──────── MATERIAL SUPPLIED

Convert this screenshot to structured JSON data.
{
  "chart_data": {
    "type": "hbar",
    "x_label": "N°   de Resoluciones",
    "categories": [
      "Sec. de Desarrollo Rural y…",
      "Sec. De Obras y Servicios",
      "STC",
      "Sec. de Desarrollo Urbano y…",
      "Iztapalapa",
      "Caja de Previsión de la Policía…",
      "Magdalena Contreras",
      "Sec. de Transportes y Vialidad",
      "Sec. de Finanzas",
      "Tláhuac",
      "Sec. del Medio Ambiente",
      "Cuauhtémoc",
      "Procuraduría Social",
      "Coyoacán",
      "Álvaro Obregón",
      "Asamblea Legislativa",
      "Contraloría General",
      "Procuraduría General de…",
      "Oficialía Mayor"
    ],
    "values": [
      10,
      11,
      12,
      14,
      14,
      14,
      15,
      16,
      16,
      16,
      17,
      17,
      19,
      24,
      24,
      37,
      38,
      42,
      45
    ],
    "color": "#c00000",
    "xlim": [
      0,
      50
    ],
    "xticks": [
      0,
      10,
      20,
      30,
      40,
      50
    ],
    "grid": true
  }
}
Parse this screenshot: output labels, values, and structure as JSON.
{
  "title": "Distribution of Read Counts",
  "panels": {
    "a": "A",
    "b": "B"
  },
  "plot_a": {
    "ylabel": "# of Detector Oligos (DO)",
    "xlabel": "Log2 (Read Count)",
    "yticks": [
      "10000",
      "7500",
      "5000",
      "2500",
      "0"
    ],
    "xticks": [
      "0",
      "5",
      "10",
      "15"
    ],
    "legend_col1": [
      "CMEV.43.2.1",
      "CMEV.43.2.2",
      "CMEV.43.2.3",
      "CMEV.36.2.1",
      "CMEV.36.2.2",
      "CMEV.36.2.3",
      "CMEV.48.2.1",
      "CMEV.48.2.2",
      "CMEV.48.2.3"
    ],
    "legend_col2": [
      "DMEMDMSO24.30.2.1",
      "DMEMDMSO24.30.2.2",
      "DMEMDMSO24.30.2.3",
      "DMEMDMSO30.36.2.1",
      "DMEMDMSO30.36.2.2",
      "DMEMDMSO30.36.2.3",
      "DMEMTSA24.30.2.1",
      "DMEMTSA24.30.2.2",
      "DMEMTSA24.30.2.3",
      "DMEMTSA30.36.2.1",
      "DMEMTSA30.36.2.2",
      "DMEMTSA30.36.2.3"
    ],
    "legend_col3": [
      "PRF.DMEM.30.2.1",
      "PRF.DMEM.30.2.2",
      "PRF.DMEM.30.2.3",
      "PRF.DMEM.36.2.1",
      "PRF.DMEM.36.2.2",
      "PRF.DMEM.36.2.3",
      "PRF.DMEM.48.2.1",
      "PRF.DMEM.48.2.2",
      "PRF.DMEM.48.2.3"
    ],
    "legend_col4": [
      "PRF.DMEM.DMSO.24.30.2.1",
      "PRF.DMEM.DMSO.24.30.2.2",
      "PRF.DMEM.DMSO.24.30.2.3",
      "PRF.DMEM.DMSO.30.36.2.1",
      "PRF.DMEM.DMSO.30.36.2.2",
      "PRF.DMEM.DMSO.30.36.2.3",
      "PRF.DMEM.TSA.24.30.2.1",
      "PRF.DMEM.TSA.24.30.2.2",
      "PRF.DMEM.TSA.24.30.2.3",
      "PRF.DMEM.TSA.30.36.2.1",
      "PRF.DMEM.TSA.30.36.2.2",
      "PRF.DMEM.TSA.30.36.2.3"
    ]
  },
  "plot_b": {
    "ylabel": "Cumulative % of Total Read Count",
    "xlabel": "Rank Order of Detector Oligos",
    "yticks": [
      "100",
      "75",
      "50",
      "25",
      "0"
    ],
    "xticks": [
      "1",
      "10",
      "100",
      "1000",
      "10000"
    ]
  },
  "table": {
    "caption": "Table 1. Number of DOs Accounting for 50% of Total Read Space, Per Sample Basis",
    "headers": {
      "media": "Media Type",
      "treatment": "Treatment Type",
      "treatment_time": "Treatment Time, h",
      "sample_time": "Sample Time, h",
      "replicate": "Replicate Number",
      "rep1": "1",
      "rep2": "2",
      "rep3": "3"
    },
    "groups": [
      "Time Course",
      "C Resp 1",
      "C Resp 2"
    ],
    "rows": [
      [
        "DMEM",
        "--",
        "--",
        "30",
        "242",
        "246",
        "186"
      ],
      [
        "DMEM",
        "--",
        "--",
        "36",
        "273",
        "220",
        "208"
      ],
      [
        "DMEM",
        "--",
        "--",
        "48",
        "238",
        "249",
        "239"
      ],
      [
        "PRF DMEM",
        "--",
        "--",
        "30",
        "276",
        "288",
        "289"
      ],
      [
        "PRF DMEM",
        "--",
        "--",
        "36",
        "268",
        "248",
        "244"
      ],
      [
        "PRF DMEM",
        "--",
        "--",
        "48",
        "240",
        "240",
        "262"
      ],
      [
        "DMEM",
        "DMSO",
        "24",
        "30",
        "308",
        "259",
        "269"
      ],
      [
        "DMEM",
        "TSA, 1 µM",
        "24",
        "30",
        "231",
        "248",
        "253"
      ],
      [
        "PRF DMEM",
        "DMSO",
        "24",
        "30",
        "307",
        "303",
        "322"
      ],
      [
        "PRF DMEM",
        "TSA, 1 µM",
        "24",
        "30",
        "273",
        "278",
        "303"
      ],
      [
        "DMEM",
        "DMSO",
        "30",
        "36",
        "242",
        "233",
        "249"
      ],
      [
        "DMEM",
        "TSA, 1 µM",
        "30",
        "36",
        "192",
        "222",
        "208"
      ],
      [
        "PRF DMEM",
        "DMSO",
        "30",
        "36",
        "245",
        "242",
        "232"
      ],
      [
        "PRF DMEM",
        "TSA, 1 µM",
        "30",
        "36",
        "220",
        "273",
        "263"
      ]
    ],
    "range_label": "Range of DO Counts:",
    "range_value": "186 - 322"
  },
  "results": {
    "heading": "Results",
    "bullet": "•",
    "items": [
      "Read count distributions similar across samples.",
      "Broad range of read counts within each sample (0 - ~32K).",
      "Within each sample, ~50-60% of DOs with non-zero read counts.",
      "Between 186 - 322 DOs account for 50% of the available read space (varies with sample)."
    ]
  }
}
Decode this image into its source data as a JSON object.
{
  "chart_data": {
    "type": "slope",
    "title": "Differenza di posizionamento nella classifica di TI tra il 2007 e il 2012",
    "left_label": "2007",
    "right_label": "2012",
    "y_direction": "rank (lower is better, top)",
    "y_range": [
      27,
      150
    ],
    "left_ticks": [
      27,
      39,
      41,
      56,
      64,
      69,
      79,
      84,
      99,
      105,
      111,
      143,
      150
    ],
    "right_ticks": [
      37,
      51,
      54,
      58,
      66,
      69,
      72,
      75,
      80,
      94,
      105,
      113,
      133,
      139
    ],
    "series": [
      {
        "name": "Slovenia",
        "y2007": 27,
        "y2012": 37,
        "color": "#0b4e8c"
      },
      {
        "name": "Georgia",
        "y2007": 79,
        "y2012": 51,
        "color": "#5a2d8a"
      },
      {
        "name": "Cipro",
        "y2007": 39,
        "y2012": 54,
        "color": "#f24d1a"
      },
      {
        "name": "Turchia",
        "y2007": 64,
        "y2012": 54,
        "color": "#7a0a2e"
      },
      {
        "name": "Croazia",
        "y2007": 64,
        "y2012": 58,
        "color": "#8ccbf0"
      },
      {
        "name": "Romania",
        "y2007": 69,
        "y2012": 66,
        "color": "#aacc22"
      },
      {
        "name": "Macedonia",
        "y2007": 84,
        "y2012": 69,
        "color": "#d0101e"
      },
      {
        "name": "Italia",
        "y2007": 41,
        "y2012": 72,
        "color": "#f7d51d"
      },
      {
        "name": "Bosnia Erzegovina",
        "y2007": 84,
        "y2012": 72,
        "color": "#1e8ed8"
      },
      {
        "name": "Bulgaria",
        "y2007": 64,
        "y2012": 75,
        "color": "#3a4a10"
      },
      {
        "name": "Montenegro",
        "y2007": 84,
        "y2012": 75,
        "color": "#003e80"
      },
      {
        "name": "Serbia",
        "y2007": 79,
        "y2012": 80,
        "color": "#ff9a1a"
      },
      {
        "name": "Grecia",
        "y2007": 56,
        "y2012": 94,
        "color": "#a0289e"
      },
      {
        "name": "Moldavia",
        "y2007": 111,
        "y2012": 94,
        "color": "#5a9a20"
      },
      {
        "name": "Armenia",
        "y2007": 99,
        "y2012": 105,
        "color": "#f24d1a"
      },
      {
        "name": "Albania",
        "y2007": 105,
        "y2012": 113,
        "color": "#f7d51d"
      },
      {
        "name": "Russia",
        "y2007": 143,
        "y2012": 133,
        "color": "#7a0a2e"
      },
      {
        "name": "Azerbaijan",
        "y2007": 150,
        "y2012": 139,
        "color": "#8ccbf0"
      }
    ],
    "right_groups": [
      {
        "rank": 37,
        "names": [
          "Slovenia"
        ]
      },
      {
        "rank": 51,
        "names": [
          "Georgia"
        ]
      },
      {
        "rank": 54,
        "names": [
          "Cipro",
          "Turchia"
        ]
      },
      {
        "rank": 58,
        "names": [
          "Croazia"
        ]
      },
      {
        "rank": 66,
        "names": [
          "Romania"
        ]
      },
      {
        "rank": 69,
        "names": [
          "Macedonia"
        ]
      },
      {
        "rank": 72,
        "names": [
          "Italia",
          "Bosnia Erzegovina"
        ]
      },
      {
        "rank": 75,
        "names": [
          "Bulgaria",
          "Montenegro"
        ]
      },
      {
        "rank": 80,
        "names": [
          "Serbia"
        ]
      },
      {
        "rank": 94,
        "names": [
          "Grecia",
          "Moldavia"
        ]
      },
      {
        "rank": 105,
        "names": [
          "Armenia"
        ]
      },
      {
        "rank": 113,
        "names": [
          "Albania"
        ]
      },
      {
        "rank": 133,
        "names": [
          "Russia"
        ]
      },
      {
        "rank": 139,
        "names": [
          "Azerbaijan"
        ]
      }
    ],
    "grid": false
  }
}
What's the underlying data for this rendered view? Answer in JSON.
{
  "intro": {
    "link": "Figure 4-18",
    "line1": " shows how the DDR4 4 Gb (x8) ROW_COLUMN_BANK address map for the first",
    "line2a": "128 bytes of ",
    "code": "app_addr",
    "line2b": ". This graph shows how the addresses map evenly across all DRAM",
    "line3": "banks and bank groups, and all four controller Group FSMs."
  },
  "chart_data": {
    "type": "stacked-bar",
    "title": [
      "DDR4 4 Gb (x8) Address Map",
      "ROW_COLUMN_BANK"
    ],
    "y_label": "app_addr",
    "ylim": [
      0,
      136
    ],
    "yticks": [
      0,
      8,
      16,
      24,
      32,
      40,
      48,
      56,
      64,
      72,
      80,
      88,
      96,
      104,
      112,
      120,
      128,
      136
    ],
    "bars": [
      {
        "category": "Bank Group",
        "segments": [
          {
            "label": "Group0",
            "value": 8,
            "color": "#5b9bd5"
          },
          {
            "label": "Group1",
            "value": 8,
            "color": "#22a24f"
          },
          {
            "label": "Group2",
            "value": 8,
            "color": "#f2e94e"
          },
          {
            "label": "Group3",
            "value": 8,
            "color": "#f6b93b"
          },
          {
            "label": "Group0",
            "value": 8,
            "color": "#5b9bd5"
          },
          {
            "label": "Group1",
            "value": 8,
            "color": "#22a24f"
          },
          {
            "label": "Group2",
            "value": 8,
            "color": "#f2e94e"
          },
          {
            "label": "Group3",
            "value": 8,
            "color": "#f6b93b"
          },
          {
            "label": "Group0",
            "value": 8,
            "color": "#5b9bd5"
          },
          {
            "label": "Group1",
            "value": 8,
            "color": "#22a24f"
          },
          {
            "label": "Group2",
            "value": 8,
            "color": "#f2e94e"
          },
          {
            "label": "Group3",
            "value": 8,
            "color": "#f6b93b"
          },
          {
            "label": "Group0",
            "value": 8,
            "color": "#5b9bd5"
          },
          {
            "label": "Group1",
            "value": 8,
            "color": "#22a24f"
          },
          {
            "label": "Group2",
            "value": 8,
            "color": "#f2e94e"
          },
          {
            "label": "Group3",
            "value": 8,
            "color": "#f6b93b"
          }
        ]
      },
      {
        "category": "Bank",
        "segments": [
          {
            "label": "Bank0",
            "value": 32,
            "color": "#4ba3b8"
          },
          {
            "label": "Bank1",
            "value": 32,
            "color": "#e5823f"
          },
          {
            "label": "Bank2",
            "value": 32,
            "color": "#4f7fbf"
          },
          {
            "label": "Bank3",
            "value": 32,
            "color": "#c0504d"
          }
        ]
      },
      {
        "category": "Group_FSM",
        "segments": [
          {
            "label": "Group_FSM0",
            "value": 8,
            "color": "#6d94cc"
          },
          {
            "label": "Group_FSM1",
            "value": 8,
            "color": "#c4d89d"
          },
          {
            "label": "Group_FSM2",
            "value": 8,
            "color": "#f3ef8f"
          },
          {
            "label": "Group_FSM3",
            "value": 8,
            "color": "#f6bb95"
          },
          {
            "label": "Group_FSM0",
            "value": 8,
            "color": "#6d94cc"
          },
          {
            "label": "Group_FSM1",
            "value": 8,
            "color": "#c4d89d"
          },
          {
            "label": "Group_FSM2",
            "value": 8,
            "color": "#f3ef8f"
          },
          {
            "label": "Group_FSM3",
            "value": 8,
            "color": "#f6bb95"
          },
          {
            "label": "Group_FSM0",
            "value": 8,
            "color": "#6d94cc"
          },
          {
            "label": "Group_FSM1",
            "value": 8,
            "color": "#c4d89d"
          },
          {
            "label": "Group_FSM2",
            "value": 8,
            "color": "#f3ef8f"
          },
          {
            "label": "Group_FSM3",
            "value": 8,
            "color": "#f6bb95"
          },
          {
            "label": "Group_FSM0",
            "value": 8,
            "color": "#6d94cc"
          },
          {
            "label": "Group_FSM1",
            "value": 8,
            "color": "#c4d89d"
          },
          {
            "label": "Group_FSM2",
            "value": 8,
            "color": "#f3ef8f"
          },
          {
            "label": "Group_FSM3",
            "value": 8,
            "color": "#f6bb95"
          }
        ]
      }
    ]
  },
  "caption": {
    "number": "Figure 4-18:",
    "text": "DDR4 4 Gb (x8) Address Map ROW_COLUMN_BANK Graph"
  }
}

────────────────

## WORK TO COMPLETE
How many lines of these entries contain "Bosnia"? Answer with the number and nothing else.

## REPLY
2